___ Material for the task ___

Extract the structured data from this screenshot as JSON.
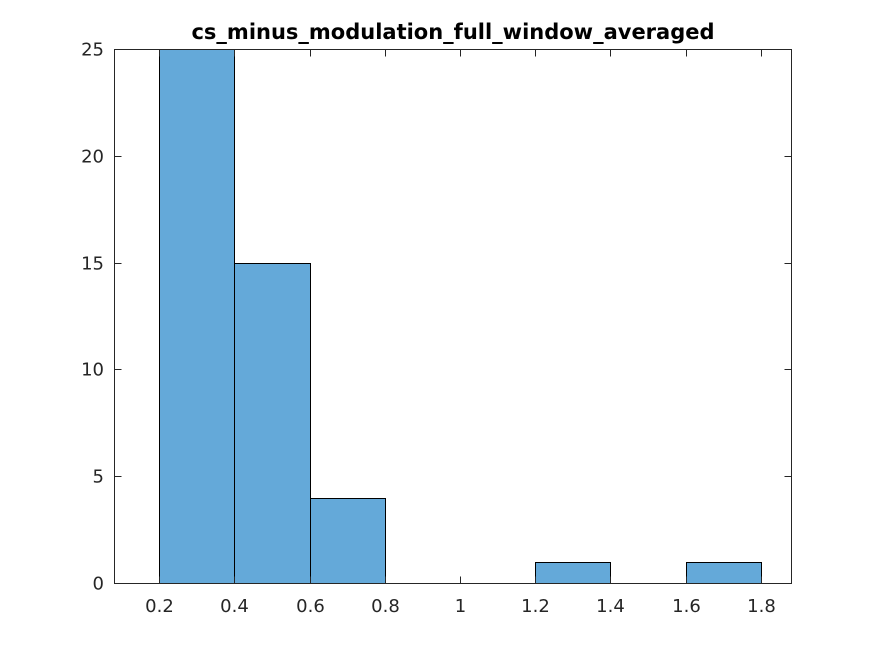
{
  "chart_data": {
    "type": "bar",
    "title": "cs_minus_modulation_full_window_averaged",
    "xlabel": "",
    "ylabel": "",
    "bin_edges": [
      0.2,
      0.4,
      0.6,
      0.8,
      1.0,
      1.2,
      1.4,
      1.6,
      1.8
    ],
    "values": [
      25,
      15,
      4,
      0,
      0,
      1,
      0,
      1
    ],
    "xlim": [
      0.08,
      1.88
    ],
    "ylim": [
      0,
      25
    ],
    "xticks": [
      0.2,
      0.4,
      0.6,
      0.8,
      1.0,
      1.2,
      1.4,
      1.6,
      1.8
    ],
    "xtick_labels": [
      "0.2",
      "0.4",
      "0.6",
      "0.8",
      "1",
      "1.2",
      "1.4",
      "1.6",
      "1.8"
    ],
    "yticks": [
      0,
      5,
      10,
      15,
      20,
      25
    ],
    "ytick_labels": [
      "0",
      "5",
      "10",
      "15",
      "20",
      "25"
    ],
    "bar_color": "#64a9d9",
    "grid": false,
    "legend": "none"
  }
}
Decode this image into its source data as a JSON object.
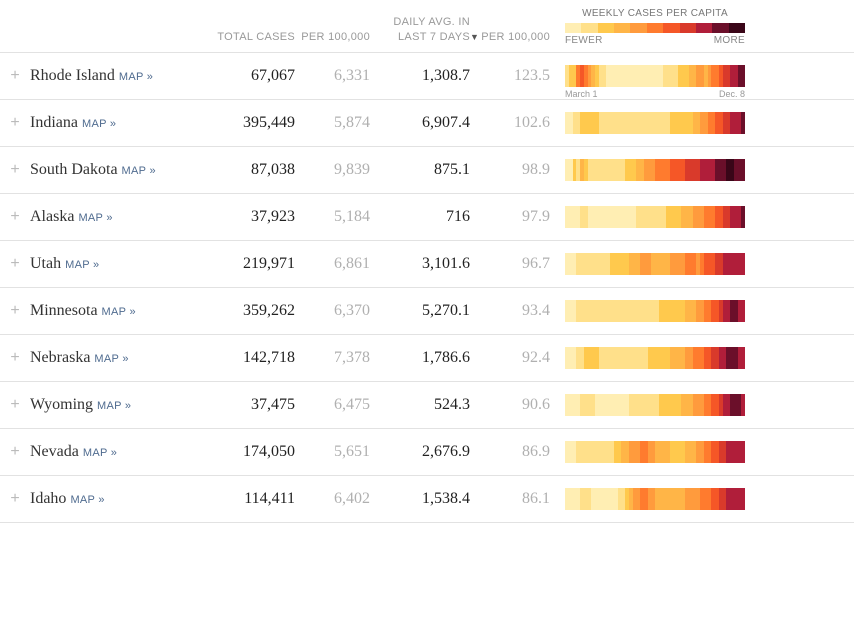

___

§ **To do**: Your copy of the data should match it exactly, except that pictures are left out.

§ **Response to the exercise**:
Extract the structured data from this screenshot as JSON.
{
  "chart_data": {
    "type": "bar",
    "title": "cs_minus_modulation_full_window_averaged",
    "xlabel": "",
    "ylabel": "",
    "bin_edges": [
      0.2,
      0.4,
      0.6,
      0.8,
      1.0,
      1.2,
      1.4,
      1.6,
      1.8
    ],
    "values": [
      25,
      15,
      4,
      0,
      0,
      1,
      0,
      1
    ],
    "xlim": [
      0.08,
      1.88
    ],
    "ylim": [
      0,
      25
    ],
    "xticks": [
      0.2,
      0.4,
      0.6,
      0.8,
      1.0,
      1.2,
      1.4,
      1.6,
      1.8
    ],
    "xtick_labels": [
      "0.2",
      "0.4",
      "0.6",
      "0.8",
      "1",
      "1.2",
      "1.4",
      "1.6",
      "1.8"
    ],
    "yticks": [
      0,
      5,
      10,
      15,
      20,
      25
    ],
    "ytick_labels": [
      "0",
      "5",
      "10",
      "15",
      "20",
      "25"
    ],
    "bar_color": "#64a9d9",
    "grid": false,
    "legend": "none"
  }
}
Decode this image into its source data as a JSON object.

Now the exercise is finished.